(A block of data)

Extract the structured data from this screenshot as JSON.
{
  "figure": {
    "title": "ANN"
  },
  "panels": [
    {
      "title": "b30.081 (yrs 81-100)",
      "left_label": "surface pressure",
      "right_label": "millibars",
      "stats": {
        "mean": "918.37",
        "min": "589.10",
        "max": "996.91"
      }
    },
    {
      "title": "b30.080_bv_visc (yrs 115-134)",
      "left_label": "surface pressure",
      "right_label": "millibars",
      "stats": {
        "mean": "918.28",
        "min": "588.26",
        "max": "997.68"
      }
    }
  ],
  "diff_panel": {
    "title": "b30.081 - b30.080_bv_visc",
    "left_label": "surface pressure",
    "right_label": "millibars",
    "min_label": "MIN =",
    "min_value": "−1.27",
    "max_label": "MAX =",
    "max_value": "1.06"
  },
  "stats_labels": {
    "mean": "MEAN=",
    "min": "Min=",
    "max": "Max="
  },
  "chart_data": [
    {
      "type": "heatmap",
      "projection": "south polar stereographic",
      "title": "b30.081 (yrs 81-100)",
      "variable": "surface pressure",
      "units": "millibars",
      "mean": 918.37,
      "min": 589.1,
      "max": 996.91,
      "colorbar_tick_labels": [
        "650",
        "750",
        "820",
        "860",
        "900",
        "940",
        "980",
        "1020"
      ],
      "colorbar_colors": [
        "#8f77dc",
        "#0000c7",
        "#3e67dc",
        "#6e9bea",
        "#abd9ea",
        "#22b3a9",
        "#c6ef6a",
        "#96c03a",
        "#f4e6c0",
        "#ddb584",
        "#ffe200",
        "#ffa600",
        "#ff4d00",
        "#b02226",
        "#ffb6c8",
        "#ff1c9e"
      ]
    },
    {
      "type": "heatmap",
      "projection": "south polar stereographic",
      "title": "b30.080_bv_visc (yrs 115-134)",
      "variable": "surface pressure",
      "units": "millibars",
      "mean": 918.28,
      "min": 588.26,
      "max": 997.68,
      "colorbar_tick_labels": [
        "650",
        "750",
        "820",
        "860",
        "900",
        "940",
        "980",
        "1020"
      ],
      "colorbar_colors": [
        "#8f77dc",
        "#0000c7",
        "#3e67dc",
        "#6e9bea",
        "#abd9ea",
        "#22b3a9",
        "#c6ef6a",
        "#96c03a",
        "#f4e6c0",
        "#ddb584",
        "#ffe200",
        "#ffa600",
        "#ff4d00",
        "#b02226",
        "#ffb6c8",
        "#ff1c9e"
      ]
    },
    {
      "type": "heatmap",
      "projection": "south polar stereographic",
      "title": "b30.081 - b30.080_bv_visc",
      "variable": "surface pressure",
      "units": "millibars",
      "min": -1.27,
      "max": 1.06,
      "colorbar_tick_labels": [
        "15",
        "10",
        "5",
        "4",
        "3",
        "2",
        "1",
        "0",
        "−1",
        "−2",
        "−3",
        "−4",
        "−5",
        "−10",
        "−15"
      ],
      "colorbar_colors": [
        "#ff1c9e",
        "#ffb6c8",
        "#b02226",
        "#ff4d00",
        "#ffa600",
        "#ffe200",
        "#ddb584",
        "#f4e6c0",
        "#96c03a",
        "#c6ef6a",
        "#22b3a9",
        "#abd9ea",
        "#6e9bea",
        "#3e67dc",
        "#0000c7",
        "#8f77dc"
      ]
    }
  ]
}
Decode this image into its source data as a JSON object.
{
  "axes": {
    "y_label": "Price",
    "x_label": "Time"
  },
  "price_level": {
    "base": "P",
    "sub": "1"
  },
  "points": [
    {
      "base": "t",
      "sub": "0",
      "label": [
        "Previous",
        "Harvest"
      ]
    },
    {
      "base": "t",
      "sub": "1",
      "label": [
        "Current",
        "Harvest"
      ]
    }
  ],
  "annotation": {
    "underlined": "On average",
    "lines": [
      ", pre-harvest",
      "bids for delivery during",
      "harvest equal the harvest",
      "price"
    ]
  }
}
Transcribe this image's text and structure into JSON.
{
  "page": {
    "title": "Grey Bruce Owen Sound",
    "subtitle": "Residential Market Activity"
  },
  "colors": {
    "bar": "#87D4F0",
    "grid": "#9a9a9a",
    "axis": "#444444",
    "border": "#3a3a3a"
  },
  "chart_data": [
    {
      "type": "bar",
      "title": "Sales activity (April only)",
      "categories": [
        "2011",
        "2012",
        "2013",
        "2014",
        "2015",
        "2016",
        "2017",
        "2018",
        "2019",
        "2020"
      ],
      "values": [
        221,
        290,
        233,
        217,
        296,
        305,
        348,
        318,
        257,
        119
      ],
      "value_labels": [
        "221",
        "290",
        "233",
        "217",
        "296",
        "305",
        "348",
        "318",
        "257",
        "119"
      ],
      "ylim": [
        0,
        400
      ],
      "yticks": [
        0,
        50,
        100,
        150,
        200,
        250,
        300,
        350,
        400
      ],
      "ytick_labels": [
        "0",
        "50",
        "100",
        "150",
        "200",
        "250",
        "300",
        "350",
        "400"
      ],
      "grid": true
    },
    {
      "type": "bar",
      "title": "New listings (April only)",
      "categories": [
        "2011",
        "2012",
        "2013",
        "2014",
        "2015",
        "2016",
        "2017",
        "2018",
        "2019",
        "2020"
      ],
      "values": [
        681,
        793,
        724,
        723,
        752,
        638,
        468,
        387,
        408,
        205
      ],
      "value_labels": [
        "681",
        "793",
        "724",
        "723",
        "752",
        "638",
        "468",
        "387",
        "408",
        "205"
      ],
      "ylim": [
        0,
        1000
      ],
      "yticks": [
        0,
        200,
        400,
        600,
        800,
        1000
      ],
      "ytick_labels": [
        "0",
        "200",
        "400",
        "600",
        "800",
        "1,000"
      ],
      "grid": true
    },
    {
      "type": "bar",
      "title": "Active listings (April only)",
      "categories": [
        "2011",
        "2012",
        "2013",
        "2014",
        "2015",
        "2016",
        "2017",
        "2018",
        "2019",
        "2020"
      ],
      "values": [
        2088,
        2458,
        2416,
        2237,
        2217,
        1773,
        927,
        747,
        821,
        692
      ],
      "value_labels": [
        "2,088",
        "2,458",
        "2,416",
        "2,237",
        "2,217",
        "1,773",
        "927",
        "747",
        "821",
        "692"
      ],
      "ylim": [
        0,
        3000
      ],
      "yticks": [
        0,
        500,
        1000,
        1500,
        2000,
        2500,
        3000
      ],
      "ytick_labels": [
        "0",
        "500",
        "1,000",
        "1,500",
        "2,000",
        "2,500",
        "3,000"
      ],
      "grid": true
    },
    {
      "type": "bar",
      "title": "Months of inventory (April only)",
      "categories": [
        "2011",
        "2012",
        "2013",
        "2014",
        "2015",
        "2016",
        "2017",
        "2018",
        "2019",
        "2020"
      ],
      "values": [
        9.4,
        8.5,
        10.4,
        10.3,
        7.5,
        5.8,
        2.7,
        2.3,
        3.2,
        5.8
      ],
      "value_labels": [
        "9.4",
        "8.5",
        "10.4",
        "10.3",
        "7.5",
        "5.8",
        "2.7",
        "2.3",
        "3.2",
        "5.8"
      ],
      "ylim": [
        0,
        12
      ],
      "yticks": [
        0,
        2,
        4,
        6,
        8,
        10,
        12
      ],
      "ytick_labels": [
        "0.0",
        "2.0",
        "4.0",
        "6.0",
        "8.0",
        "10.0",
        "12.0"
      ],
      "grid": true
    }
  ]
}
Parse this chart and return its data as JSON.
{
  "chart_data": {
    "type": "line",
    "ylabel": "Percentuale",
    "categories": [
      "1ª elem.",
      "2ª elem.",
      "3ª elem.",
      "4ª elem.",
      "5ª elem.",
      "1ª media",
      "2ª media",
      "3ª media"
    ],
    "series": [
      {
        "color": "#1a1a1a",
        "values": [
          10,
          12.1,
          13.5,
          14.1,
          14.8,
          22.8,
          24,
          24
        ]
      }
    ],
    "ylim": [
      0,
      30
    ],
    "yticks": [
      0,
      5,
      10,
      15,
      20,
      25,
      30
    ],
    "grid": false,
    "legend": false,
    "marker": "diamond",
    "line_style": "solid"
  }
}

* Task description *
Where a line of the records above holds the word "April", copy that line.

* In response *
      "title": "Sales activity (April only)",
      "title": "New listings (April only)",
      "title": "Active listings (April only)",
      "title": "Months of inventory (April only)",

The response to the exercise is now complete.